● **INSTRUCTIONS TO FOLLOW**:
Please retype the data in full and exactly; the pictures are not part of the copy.
** Begin SUPPLIED MATERIAL **
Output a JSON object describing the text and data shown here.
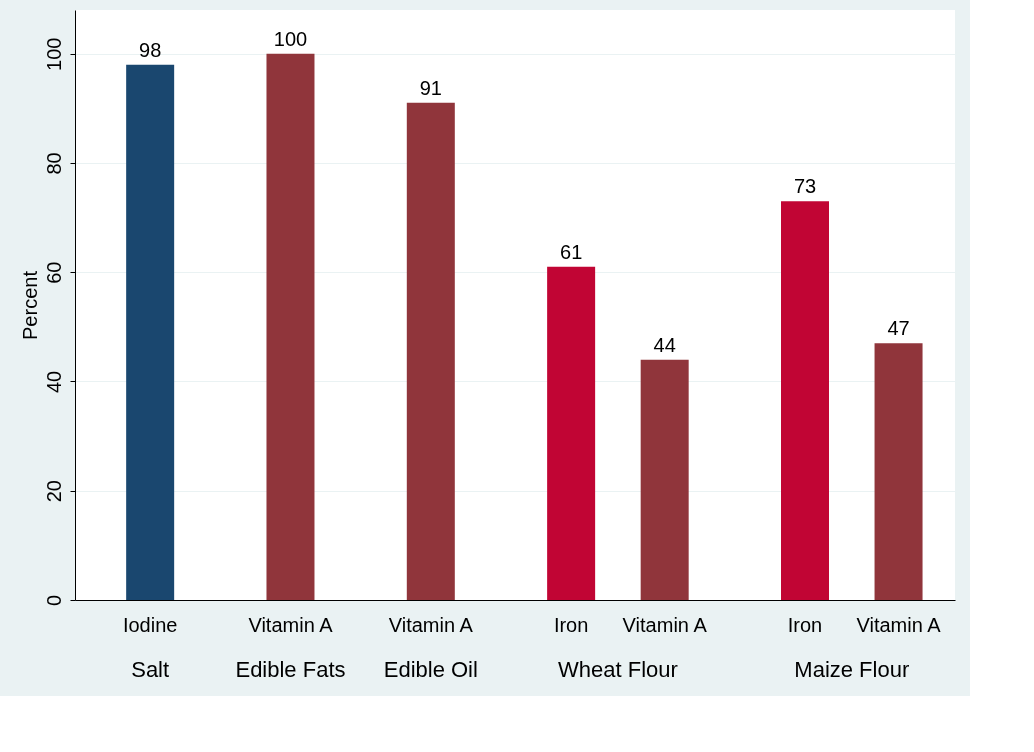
{
  "chart_data": {
    "type": "bar",
    "ylabel": "Percent",
    "categories": [
      "Iodine",
      "Vitamin A",
      "Vitamin A",
      "Iron",
      "Vitamin A",
      "Iron",
      "Vitamin A"
    ],
    "values": [
      98,
      100,
      91,
      61,
      44,
      73,
      47
    ],
    "colors": [
      "#1a476f",
      "#90353b",
      "#90353b",
      "#c10534",
      "#90353b",
      "#c10534",
      "#90353b"
    ],
    "annotations": [
      "Salt",
      "Edible Fats",
      "Edible Oil",
      "Wheat Flour",
      "Maize Flour"
    ],
    "ylim": [
      0,
      108
    ],
    "yticks": [
      0,
      20,
      40,
      60,
      80,
      100
    ],
    "grid": "y",
    "data_labels": true
  }
}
** End SUPPLIED MATERIAL **
● **EXERCISE RESPONSE**:
Output a JSON object describing the text and data shown here.
{
  "chart_data": {
    "type": "bar",
    "ylabel": "Percent",
    "categories": [
      "Iodine",
      "Vitamin A",
      "Vitamin A",
      "Iron",
      "Vitamin A",
      "Iron",
      "Vitamin A"
    ],
    "values": [
      98,
      100,
      91,
      61,
      44,
      73,
      47
    ],
    "colors": [
      "#1a476f",
      "#90353b",
      "#90353b",
      "#c10534",
      "#90353b",
      "#c10534",
      "#90353b"
    ],
    "annotations": [
      "Salt",
      "Edible Fats",
      "Edible Oil",
      "Wheat Flour",
      "Maize Flour"
    ],
    "ylim": [
      0,
      108
    ],
    "yticks": [
      0,
      20,
      40,
      60,
      80,
      100
    ],
    "grid": "y",
    "data_labels": true
  }
}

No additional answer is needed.